▸ Task to carry out:
What is the number of lines in the entries below that include the word "these"? Provide the number only.

▸ Provided information:
★ ★ ★ ★

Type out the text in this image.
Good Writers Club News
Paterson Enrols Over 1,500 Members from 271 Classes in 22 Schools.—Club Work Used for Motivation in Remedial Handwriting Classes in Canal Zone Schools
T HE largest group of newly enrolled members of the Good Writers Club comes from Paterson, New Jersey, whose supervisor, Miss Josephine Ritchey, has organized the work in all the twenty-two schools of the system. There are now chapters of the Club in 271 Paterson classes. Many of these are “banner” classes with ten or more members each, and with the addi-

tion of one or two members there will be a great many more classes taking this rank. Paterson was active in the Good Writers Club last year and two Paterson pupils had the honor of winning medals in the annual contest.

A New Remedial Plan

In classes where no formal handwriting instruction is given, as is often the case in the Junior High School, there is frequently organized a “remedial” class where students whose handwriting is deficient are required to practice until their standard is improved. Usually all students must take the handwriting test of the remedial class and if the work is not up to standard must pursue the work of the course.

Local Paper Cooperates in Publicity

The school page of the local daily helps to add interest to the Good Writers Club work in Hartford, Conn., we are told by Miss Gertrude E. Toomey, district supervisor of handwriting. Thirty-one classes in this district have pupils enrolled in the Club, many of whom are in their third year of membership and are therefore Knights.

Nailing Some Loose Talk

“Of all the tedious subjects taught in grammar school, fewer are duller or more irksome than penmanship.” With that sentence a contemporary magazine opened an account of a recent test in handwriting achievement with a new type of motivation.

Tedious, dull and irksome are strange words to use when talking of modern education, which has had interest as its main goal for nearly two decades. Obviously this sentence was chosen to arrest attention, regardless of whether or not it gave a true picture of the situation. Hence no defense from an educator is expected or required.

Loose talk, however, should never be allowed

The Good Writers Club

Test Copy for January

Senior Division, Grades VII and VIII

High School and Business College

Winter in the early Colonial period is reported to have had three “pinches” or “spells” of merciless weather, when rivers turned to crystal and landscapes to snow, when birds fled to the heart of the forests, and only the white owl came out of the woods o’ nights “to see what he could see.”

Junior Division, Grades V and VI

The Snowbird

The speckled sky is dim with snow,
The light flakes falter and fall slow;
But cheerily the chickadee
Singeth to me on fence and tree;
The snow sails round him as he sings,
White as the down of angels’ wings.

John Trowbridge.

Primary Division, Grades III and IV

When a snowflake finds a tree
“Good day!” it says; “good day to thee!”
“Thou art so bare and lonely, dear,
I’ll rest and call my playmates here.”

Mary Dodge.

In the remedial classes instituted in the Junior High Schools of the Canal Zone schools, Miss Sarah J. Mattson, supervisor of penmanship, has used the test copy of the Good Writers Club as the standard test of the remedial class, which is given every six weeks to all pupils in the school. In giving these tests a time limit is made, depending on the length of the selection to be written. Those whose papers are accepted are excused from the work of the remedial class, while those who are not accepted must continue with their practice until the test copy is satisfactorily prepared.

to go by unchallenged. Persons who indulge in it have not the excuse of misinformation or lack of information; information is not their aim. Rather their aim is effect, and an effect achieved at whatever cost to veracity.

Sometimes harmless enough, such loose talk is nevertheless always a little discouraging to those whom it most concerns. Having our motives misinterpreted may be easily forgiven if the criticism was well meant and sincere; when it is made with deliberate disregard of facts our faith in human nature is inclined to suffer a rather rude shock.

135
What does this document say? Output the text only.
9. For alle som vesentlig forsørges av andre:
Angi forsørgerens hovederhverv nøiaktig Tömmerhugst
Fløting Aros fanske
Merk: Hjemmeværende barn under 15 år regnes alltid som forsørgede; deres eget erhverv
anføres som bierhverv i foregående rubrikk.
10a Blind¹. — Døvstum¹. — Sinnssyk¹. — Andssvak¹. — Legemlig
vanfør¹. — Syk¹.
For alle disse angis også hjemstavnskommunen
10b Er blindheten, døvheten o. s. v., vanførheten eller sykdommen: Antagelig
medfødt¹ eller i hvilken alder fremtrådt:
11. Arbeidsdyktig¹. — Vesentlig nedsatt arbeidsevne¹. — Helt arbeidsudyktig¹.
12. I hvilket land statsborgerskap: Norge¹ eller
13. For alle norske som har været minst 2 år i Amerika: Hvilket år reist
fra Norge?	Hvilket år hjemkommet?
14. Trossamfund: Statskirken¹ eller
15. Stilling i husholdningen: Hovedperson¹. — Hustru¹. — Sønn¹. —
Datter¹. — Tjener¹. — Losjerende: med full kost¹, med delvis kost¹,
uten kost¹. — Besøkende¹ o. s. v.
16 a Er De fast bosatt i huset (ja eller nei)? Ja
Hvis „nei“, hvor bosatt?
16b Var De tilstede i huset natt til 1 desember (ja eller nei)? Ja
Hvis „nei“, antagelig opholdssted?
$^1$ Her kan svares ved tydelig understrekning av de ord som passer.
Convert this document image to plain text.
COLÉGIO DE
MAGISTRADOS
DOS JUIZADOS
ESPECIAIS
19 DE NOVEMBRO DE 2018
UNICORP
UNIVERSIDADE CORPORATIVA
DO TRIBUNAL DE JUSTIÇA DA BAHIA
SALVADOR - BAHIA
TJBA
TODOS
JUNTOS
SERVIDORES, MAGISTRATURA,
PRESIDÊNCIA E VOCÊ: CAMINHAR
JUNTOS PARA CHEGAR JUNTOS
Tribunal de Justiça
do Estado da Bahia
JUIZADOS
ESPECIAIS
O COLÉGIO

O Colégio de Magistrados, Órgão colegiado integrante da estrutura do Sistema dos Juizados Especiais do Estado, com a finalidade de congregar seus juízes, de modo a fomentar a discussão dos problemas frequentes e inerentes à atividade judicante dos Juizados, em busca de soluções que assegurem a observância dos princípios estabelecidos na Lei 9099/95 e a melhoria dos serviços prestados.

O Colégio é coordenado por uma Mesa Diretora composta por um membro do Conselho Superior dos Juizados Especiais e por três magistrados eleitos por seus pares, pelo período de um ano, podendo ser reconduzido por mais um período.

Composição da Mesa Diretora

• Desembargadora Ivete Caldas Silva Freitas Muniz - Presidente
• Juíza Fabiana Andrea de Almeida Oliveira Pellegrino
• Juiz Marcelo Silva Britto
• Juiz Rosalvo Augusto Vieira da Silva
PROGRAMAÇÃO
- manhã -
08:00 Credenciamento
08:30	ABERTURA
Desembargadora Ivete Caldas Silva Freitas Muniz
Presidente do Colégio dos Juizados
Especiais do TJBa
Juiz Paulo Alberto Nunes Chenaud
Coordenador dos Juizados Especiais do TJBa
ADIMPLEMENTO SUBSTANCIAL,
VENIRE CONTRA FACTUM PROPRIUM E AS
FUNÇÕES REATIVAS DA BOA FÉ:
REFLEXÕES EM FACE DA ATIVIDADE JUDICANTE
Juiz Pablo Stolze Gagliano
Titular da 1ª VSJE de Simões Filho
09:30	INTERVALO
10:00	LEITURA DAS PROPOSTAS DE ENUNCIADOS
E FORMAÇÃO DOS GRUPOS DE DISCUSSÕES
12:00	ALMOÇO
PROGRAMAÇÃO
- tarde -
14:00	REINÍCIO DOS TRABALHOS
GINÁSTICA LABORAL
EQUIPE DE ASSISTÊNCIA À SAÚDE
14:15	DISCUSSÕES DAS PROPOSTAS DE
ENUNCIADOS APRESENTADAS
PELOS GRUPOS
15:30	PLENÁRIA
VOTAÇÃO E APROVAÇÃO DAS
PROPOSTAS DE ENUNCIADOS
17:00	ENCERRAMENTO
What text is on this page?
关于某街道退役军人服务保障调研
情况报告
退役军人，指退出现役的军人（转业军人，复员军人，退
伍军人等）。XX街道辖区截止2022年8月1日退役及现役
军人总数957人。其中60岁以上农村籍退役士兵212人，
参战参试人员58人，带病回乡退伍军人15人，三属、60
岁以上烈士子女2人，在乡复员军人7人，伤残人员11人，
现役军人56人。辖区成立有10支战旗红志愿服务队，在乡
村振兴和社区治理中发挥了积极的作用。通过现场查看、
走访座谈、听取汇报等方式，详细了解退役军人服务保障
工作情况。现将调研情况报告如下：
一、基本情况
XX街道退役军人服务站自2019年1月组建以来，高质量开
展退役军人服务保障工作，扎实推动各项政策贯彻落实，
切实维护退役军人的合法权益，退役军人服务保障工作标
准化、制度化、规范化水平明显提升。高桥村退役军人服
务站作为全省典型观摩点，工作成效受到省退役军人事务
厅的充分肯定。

★ ★ ★ ★

▸ Answer to this exercise:
2